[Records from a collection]
────────────────────

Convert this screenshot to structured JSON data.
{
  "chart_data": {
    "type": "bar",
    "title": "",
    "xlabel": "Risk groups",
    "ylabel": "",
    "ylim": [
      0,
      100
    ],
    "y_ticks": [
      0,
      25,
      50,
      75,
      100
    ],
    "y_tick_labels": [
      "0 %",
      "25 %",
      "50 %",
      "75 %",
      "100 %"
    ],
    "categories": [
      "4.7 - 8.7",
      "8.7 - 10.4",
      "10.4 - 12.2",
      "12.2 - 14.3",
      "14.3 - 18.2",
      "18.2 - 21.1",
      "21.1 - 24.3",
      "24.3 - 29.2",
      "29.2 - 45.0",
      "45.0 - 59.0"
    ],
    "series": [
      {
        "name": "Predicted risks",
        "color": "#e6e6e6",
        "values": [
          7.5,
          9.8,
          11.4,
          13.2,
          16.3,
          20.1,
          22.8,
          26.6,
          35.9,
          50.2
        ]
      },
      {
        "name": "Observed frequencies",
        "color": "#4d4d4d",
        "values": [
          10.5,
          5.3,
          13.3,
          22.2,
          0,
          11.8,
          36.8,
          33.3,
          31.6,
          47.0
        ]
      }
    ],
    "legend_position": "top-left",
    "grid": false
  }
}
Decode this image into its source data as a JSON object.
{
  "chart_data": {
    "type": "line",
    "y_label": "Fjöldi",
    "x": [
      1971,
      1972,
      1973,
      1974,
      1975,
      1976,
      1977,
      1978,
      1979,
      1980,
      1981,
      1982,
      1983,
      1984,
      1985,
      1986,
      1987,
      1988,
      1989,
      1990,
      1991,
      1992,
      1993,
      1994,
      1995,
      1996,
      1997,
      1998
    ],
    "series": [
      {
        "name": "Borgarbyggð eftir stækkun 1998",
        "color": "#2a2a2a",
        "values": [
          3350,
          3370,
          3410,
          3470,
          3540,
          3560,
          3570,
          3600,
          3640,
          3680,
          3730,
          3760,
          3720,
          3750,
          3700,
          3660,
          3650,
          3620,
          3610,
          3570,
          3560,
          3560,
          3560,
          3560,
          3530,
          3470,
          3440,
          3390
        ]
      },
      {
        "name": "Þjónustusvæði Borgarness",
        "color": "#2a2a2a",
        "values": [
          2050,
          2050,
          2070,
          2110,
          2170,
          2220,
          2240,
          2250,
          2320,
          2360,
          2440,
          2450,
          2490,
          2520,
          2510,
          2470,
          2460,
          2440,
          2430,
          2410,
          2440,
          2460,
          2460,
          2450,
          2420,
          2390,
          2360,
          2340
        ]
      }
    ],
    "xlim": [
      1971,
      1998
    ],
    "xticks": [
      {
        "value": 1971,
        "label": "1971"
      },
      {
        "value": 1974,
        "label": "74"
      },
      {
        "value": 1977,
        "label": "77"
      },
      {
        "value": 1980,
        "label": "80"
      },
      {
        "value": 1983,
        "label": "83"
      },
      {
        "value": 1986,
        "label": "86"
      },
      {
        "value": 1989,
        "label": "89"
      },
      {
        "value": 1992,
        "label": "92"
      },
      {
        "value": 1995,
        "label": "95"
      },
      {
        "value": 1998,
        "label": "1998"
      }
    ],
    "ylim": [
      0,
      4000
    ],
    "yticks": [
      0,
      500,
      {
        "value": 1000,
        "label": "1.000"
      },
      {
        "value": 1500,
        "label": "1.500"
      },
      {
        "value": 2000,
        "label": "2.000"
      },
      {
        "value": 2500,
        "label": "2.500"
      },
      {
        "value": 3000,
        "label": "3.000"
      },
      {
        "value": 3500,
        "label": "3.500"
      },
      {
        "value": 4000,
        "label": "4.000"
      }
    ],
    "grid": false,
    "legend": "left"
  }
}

────────────────────

Your instructions: Search the lines above for the string "this" and copy each line that has it.

Solution:
Convert this screenshot to structured JSON data.
Decode this image into its source data as a JSON object.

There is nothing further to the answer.